>> Start PROVIDED RECORDS

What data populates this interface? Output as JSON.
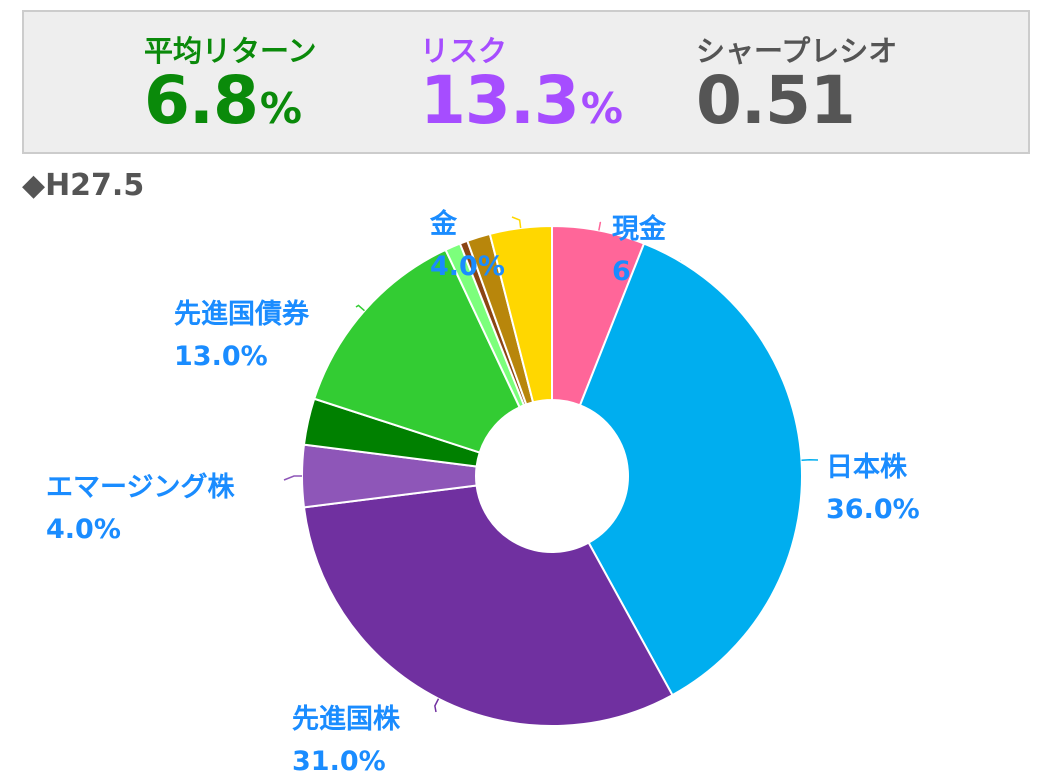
{
  "stats": {
    "return": {
      "label": "平均リターン",
      "value": "6.8",
      "unit": "%",
      "color": "#0a8a0a"
    },
    "risk": {
      "label": "リスク",
      "value": "13.3",
      "unit": "%",
      "color": "#a64dff"
    },
    "sharpe": {
      "label": "シャープレシオ",
      "value": "0.51",
      "color": "#555555"
    }
  },
  "section": {
    "title": "◆H27.5"
  },
  "chart_data": {
    "type": "pie",
    "donut": true,
    "label_color": "#1a8cff",
    "slices": [
      {
        "name": "現金",
        "value": 6.0,
        "label": "6.0%",
        "color": "#ff6699",
        "show_label": true
      },
      {
        "name": "日本株",
        "value": 36.0,
        "label": "36.0%",
        "color": "#00aeef",
        "show_label": true
      },
      {
        "name": "先進国株",
        "value": 31.0,
        "label": "31.0%",
        "color": "#7030a0",
        "show_label": true
      },
      {
        "name": "エマージング株",
        "value": 4.0,
        "label": "4.0%",
        "color": "#8e56b8",
        "show_label": true
      },
      {
        "name": "",
        "value": 3.0,
        "color": "#008000",
        "show_label": false
      },
      {
        "name": "先進国債券",
        "value": 13.0,
        "label": "13.0%",
        "color": "#33cc33",
        "show_label": true
      },
      {
        "name": "",
        "value": 1.0,
        "color": "#7cff7c",
        "show_label": false
      },
      {
        "name": "",
        "value": 0.5,
        "color": "#8b4513",
        "show_label": false
      },
      {
        "name": "",
        "value": 1.5,
        "color": "#b8860b",
        "show_label": false
      },
      {
        "name": "金",
        "value": 4.0,
        "label": "4.0%",
        "color": "#ffd700",
        "show_label": true
      }
    ]
  }
}
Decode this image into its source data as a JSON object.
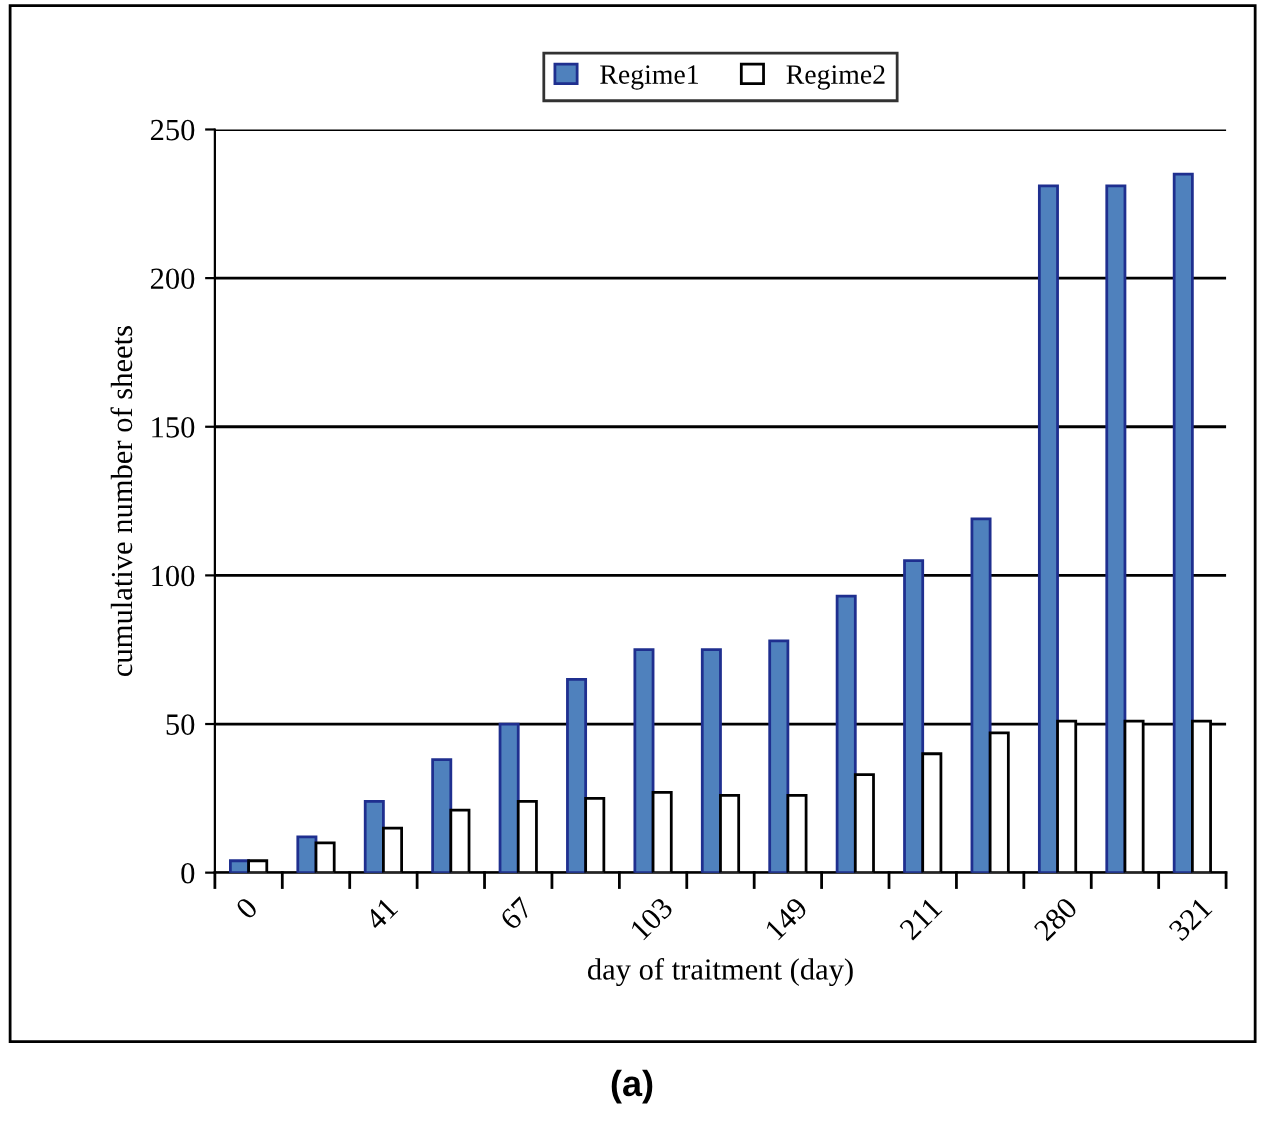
{
  "chart_data": {
    "type": "bar",
    "xlabel": "day of traitment (day)",
    "ylabel": "cumulative number of sheets",
    "categories": [
      "0",
      null,
      "41",
      null,
      "67",
      null,
      "103",
      null,
      "149",
      null,
      "211",
      null,
      "280",
      null,
      "321"
    ],
    "series": [
      {
        "name": "Regime1",
        "color": "#4f81bd",
        "values": [
          4,
          12,
          24,
          38,
          50,
          65,
          75,
          75,
          78,
          93,
          105,
          119,
          231,
          231,
          235
        ]
      },
      {
        "name": "Regime2",
        "color": "#ffffff",
        "values": [
          4,
          10,
          15,
          21,
          24,
          25,
          27,
          26,
          26,
          33,
          40,
          47,
          51,
          51,
          51
        ]
      }
    ],
    "ylim": [
      0,
      250
    ],
    "yticks": [
      0,
      50,
      100,
      150,
      200,
      250
    ],
    "grid": "y",
    "legend": "top",
    "annotations": [
      "(a)"
    ]
  }
}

>> End PROVIDED RECORDS

REQUEST: Using the records above, select and copy every line that has the word "this".

EXERCISE SOLUTION:
What data populates this interface? Output as JSON.
Decode this image into its source data as a JSON object.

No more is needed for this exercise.